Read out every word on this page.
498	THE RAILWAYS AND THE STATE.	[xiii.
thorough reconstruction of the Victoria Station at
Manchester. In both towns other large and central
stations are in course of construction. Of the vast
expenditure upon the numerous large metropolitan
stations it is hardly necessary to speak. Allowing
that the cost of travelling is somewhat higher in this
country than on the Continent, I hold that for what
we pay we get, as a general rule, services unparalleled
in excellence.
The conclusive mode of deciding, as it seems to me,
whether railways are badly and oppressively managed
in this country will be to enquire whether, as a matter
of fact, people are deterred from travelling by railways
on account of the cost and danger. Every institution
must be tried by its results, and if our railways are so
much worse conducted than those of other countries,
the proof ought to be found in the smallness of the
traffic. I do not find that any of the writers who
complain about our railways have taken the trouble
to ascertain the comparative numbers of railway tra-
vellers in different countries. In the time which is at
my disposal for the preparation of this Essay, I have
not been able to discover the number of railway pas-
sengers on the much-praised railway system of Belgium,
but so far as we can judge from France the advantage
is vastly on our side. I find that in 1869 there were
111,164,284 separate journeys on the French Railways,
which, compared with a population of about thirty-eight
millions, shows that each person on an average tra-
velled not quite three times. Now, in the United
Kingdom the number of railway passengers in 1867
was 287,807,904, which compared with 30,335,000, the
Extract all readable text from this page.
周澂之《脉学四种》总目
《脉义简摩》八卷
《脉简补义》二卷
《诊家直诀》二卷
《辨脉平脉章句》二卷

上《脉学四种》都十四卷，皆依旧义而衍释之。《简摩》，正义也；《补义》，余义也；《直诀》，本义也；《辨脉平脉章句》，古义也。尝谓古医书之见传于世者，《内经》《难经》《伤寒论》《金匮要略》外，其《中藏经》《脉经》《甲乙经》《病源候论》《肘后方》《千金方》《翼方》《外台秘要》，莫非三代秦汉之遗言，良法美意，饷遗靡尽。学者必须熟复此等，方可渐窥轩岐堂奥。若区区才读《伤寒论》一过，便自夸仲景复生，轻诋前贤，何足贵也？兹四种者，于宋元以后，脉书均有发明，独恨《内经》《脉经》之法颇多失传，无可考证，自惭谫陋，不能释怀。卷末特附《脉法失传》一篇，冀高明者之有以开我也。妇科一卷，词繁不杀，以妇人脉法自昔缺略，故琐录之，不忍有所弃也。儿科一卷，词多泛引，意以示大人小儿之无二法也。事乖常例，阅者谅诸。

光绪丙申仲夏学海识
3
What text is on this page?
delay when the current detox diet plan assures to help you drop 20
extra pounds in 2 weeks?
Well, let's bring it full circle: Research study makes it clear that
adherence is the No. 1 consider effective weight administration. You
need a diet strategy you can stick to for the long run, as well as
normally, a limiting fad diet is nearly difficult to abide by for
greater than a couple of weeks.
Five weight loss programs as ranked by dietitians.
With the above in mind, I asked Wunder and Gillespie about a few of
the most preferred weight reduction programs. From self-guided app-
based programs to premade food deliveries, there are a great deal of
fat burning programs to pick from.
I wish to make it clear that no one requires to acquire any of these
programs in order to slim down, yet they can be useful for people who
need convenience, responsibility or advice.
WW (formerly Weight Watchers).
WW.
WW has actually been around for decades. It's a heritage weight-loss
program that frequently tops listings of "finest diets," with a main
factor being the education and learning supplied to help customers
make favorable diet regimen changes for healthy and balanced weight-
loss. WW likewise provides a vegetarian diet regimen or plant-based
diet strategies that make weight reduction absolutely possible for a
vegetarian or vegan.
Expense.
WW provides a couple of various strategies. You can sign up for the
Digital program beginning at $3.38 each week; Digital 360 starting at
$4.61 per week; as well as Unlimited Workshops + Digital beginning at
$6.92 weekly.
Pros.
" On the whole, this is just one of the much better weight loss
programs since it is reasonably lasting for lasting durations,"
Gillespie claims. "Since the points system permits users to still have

----

§ Exercise requirements: Please extract exactly, and only, the lines from the line containing "What text is on this page?" through the last line of the records.

§ Solution to this exercise:
What text is on this page?
delay when the current detox diet plan assures to help you drop 20
extra pounds in 2 weeks?
Well, let's bring it full circle: Research study makes it clear that
adherence is the No. 1 consider effective weight administration. You
need a diet strategy you can stick to for the long run, as well as
normally, a limiting fad diet is nearly difficult to abide by for
greater than a couple of weeks.
Five weight loss programs as ranked by dietitians.
With the above in mind, I asked Wunder and Gillespie about a few of
the most preferred weight reduction programs. From self-guided app-
based programs to premade food deliveries, there are a great deal of
fat burning programs to pick from.
I wish to make it clear that no one requires to acquire any of these
programs in order to slim down, yet they can be useful for people who
need convenience, responsibility or advice.
WW (formerly Weight Watchers).
WW.
WW has actually been around for decades. It's a heritage weight-loss
program that frequently tops listings of "finest diets," with a main
factor being the education and learning supplied to help customers
make favorable diet regimen changes for healthy and balanced weight-
loss. WW likewise provides a vegetarian diet regimen or plant-based
diet strategies that make weight reduction absolutely possible for a
vegetarian or vegan.
Expense.
WW provides a couple of various strategies. You can sign up for the
Digital program beginning at $3.38 each week; Digital 360 starting at
$4.61 per week; as well as Unlimited Workshops + Digital beginning at
$6.92 weekly.
Pros.
" On the whole, this is just one of the much better weight loss
programs since it is reasonably lasting for lasting durations,"
Gillespie claims. "Since the points system permits users to still have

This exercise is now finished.